## WORK TO BE COMPLETED
Which lines in the records below contain the word "this"? Copy each of them.

----

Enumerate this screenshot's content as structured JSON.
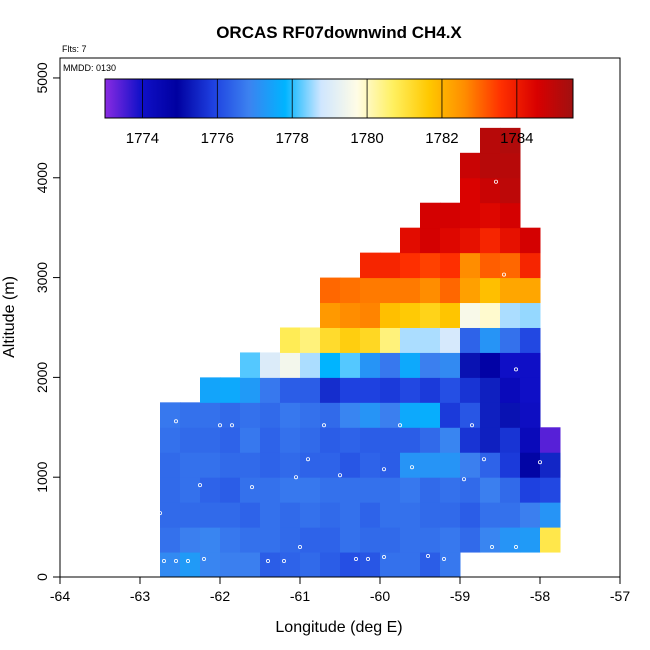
{
  "chart_data": {
    "type": "heatmap",
    "title": "ORCAS RF07downwind CH4.X",
    "xlabel": "Longitude (deg E)",
    "ylabel": "Altitude (m)",
    "xlim": [
      -64,
      -57
    ],
    "ylim": [
      0,
      5200
    ],
    "x_ticks": [
      -64,
      -63,
      -62,
      -61,
      -60,
      -59,
      -58,
      -57
    ],
    "y_ticks": [
      0,
      1000,
      2000,
      3000,
      4000,
      5000
    ],
    "annotations": {
      "flights": "Flts: 7",
      "date": "MMDD: 0130"
    },
    "colorbar": {
      "min": 1773,
      "max": 1785.5,
      "ticks": [
        1774,
        1776,
        1778,
        1780,
        1782,
        1784
      ],
      "colors": [
        "#8a2be2",
        "#1010c8",
        "#0000a0",
        "#1e40e0",
        "#3c82f0",
        "#00b4ff",
        "#cfe6ff",
        "#fffce6",
        "#fff060",
        "#ffc800",
        "#ff8c00",
        "#ff3000",
        "#d80000",
        "#a01010"
      ]
    },
    "cell_width_deg": 0.25,
    "cell_height_m": 250,
    "columns": [
      {
        "x0": -62.75,
        "z0": 0,
        "v": [
          1777.0,
          1776.6,
          1776.5,
          1776.5,
          1776.5,
          1776.6,
          1776.7
        ]
      },
      {
        "x0": -62.5,
        "z0": 0,
        "v": [
          1777.3,
          1776.8,
          1776.5,
          1776.6,
          1776.6,
          1776.5,
          1776.6
        ]
      },
      {
        "x0": -62.25,
        "z0": 0,
        "v": [
          1776.9,
          1776.9,
          1776.5,
          1776.4,
          1776.6,
          1776.5,
          1776.6,
          1777.5
        ]
      },
      {
        "x0": -62.0,
        "z0": 0,
        "v": [
          1776.8,
          1776.7,
          1776.5,
          1776.3,
          1776.5,
          1776.4,
          1776.5,
          1777.6
        ]
      },
      {
        "x0": -61.75,
        "z0": 0,
        "v": [
          1776.8,
          1776.6,
          1776.4,
          1776.6,
          1776.5,
          1776.7,
          1776.6,
          1777.3,
          1778.2
        ]
      },
      {
        "x0": -61.5,
        "z0": 0,
        "v": [
          1776.3,
          1776.6,
          1776.6,
          1776.6,
          1776.4,
          1776.4,
          1776.5,
          1776.7,
          1779.0
        ]
      },
      {
        "x0": -61.25,
        "z0": 0,
        "v": [
          1776.4,
          1776.5,
          1776.5,
          1776.7,
          1776.5,
          1776.6,
          1776.7,
          1776.3,
          1779.5,
          1780.8
        ]
      },
      {
        "x0": -61.0,
        "z0": 0,
        "v": [
          1776.5,
          1776.4,
          1776.6,
          1776.7,
          1776.4,
          1776.5,
          1776.6,
          1776.3,
          1778.6,
          1780.5
        ]
      },
      {
        "x0": -60.75,
        "z0": 0,
        "v": [
          1776.3,
          1776.4,
          1776.5,
          1776.6,
          1776.4,
          1776.3,
          1776.5,
          1775.6,
          1777.8,
          1781.2,
          1782.4,
          1783.0
        ]
      },
      {
        "x0": -60.5,
        "z0": 0,
        "v": [
          1776.1,
          1776.6,
          1776.6,
          1776.6,
          1776.2,
          1776.4,
          1776.9,
          1775.9,
          1778.2,
          1781.5,
          1782.6,
          1782.9
        ]
      },
      {
        "x0": -60.25,
        "z0": 0,
        "v": [
          1776.2,
          1776.5,
          1776.4,
          1776.6,
          1776.4,
          1776.3,
          1777.2,
          1775.9,
          1777.2,
          1781.3,
          1782.7,
          1782.8,
          1783.8
        ]
      },
      {
        "x0": -60.0,
        "z0": 0,
        "v": [
          1776.6,
          1776.5,
          1776.6,
          1776.6,
          1776.3,
          1776.3,
          1776.8,
          1775.8,
          1776.7,
          1780.5,
          1781.8,
          1782.8,
          1783.8
        ]
      },
      {
        "x0": -59.75,
        "z0": 0,
        "v": [
          1776.6,
          1776.6,
          1776.6,
          1776.7,
          1777.2,
          1776.3,
          1777.6,
          1776.0,
          1777.6,
          1778.6,
          1781.6,
          1782.8,
          1783.6,
          1784.3
        ]
      },
      {
        "x0": -59.5,
        "z0": 0,
        "v": [
          1776.3,
          1776.6,
          1776.5,
          1776.5,
          1777.2,
          1776.5,
          1777.7,
          1775.8,
          1776.8,
          1778.6,
          1781.4,
          1782.6,
          1783.4,
          1784.6,
          1784.6
        ]
      },
      {
        "x0": -59.25,
        "z0": 0,
        "v": [
          1776.7,
          1776.7,
          1776.5,
          1776.6,
          1777.2,
          1776.9,
          1775.8,
          1776.1,
          1777.0,
          1778.9,
          1781.7,
          1783.0,
          1783.6,
          1784.4,
          1784.6
        ]
      },
      {
        "x0": -59.0,
        "z0": 250,
        "v": [
          1776.5,
          1776.3,
          1776.5,
          1776.8,
          1775.7,
          1776.2,
          1775.7,
          1775.2,
          1776.4,
          1779.6,
          1782.3,
          1782.6,
          1784.2,
          1784.5,
          1784.5,
          1784.8
        ]
      },
      {
        "x0": -58.75,
        "z0": 250,
        "v": [
          1776.9,
          1776.6,
          1776.8,
          1776.4,
          1775.4,
          1775.4,
          1775.4,
          1774.8,
          1777.2,
          1779.9,
          1781.8,
          1783.1,
          1783.8,
          1784.4,
          1784.8,
          1785.1,
          1785.1
        ]
      },
      {
        "x0": -58.5,
        "z0": 250,
        "v": [
          1777.2,
          1776.6,
          1776.5,
          1775.8,
          1775.7,
          1775.2,
          1774.3,
          1774.0,
          1776.6,
          1778.6,
          1782.2,
          1783.0,
          1784.2,
          1784.6,
          1785.0,
          1785.1,
          1785.2
        ]
      },
      {
        "x0": -58.25,
        "z0": 250,
        "v": [
          1777.3,
          1776.8,
          1775.9,
          1775.0,
          1774.3,
          1774.1,
          1774.0,
          1774.0,
          1776.0,
          1778.5,
          1782.2,
          1783.8,
          1784.6
        ]
      },
      {
        "x0": -58.0,
        "z0": 250,
        "v": [
          1780.9,
          1777.2,
          1776.0,
          1775.5,
          1773.4
        ]
      }
    ],
    "sample_points": [
      [
        -62.7,
        160
      ],
      [
        -62.55,
        160
      ],
      [
        -62.4,
        160
      ],
      [
        -62.2,
        180
      ],
      [
        -61.4,
        160
      ],
      [
        -61.2,
        160
      ],
      [
        -60.3,
        180
      ],
      [
        -60.15,
        180
      ],
      [
        -59.95,
        200
      ],
      [
        -59.4,
        210
      ],
      [
        -59.2,
        180
      ],
      [
        -61.0,
        300
      ],
      [
        -58.6,
        300
      ],
      [
        -58.3,
        300
      ],
      [
        -62.75,
        640
      ],
      [
        -62.25,
        920
      ],
      [
        -61.6,
        900
      ],
      [
        -61.05,
        1000
      ],
      [
        -60.9,
        1180
      ],
      [
        -60.5,
        1020
      ],
      [
        -59.95,
        1080
      ],
      [
        -59.6,
        1100
      ],
      [
        -58.95,
        980
      ],
      [
        -58.7,
        1180
      ],
      [
        -58.0,
        1150
      ],
      [
        -62.55,
        1560
      ],
      [
        -62.0,
        1520
      ],
      [
        -61.85,
        1520
      ],
      [
        -60.7,
        1520
      ],
      [
        -59.75,
        1520
      ],
      [
        -58.85,
        1520
      ],
      [
        -58.3,
        2080
      ],
      [
        -58.45,
        3030
      ],
      [
        -58.55,
        3960
      ]
    ]
  }
}
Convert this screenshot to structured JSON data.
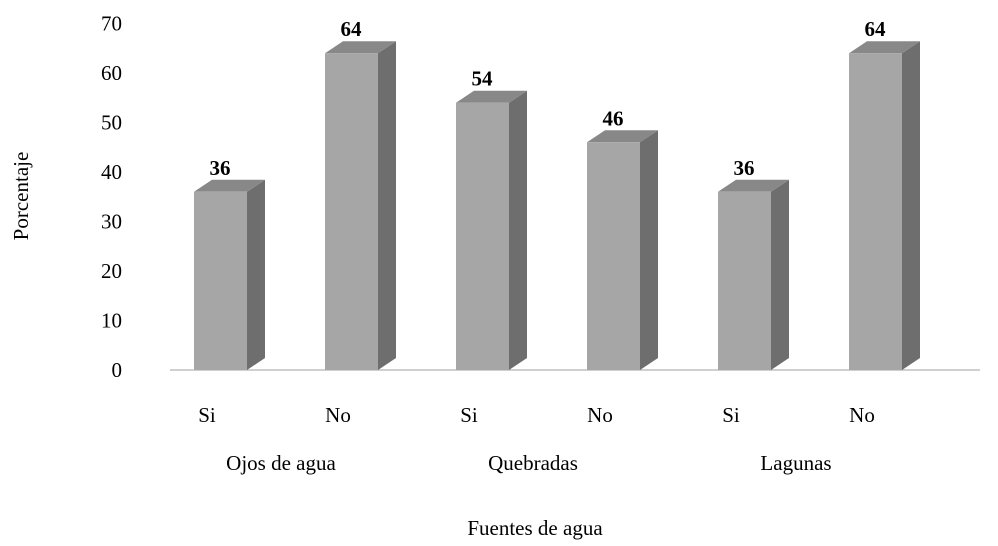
{
  "chart_data": {
    "type": "bar",
    "style": "3d-column",
    "categories": [
      "Si",
      "No",
      "Si",
      "No",
      "Si",
      "No"
    ],
    "groups": [
      {
        "label": "Ojos de agua",
        "categories": [
          "Si",
          "No"
        ]
      },
      {
        "label": "Quebradas",
        "categories": [
          "Si",
          "No"
        ]
      },
      {
        "label": "Lagunas",
        "categories": [
          "Si",
          "No"
        ]
      }
    ],
    "values": [
      36,
      64,
      54,
      46,
      36,
      64
    ],
    "data_labels": [
      "36",
      "64",
      "54",
      "46",
      "36",
      "64"
    ],
    "xlabel": "Fuentes de agua",
    "ylabel": "Porcentaje",
    "ylim": [
      0,
      70
    ],
    "yticks": [
      "0",
      "10",
      "20",
      "30",
      "40",
      "50",
      "60",
      "70"
    ],
    "grid": false,
    "legend": "none",
    "colors": {
      "front": "#a6a6a6",
      "side": "#6e6e6e",
      "top": "#888888",
      "axis": "#a0a0a0"
    }
  }
}
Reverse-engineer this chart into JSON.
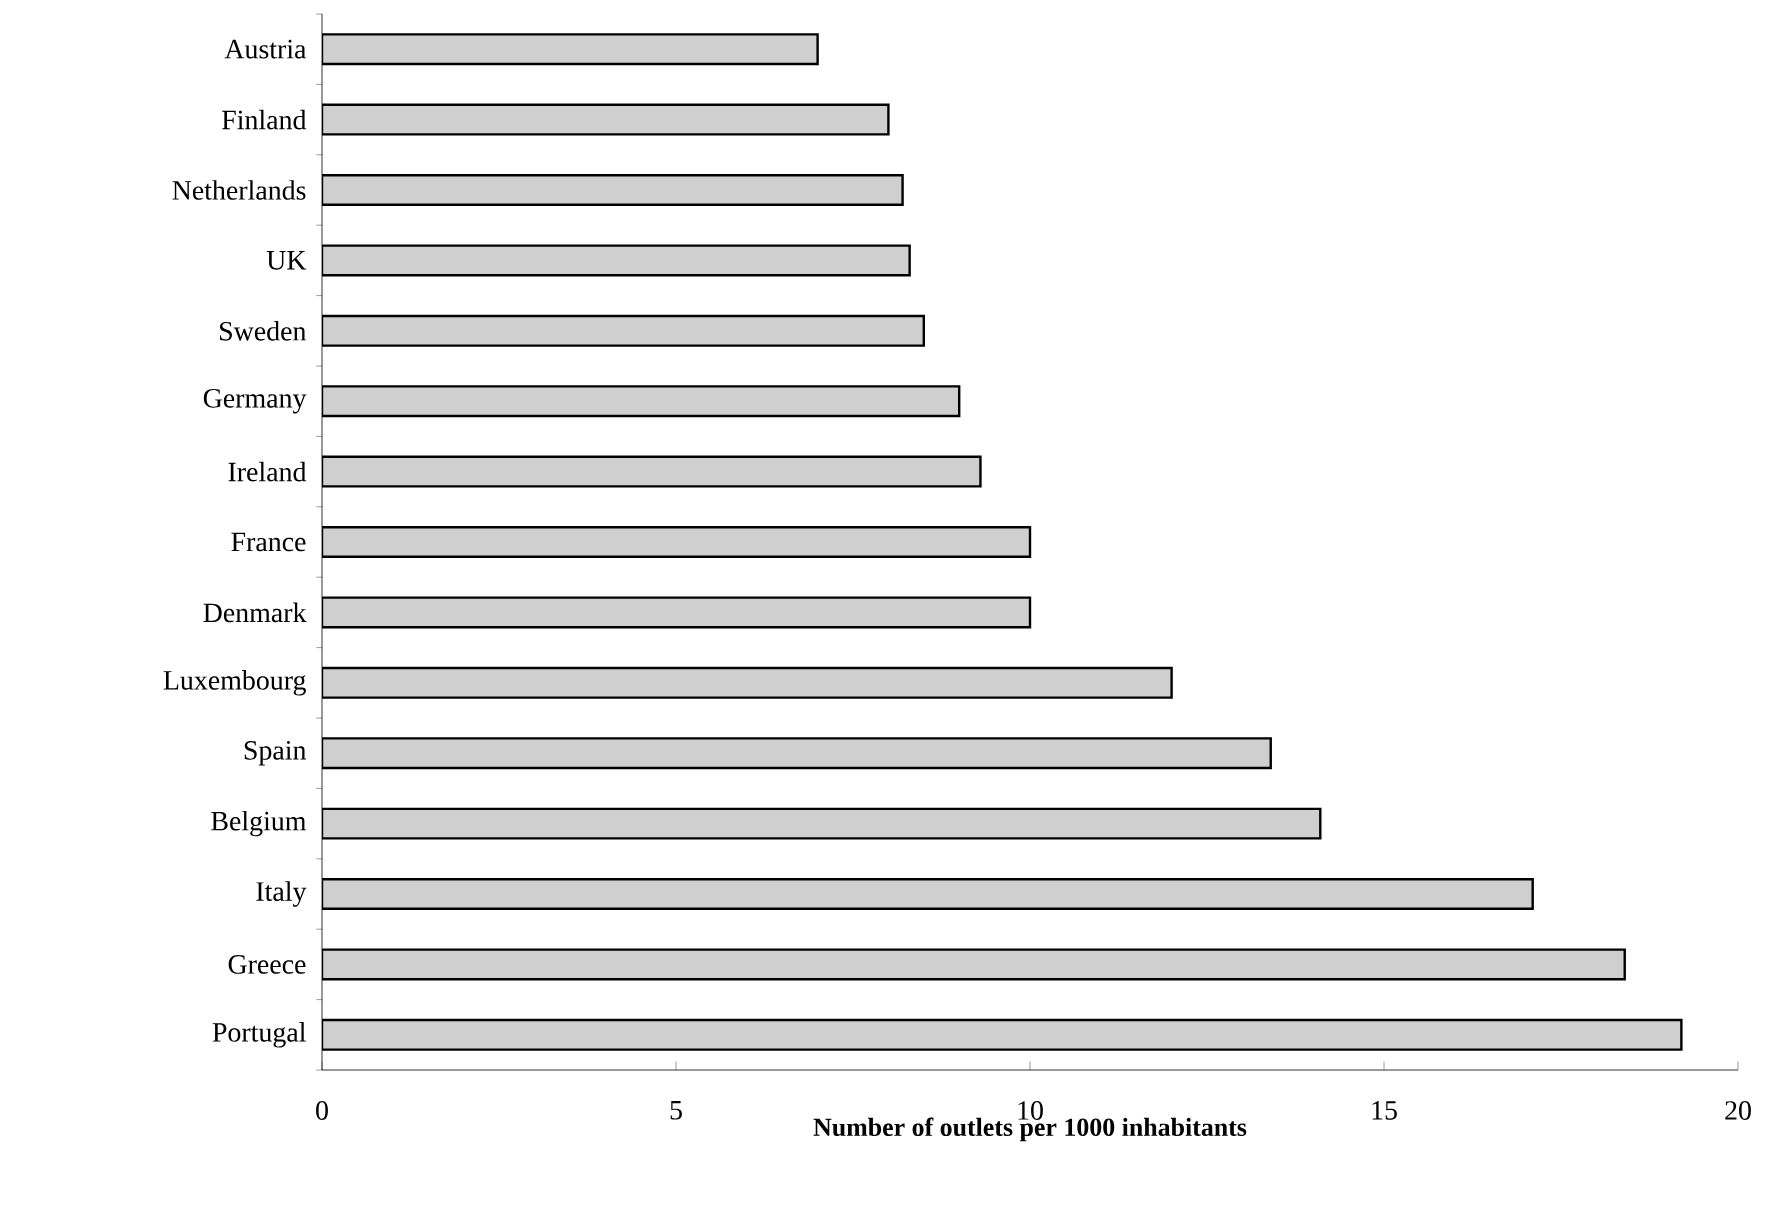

----

## FULL ANSWER
Enumerate this screenshot's content as structured JSON.
Convert this screenshot to structured JSON data.
Reverse-engineer this chart into JSON.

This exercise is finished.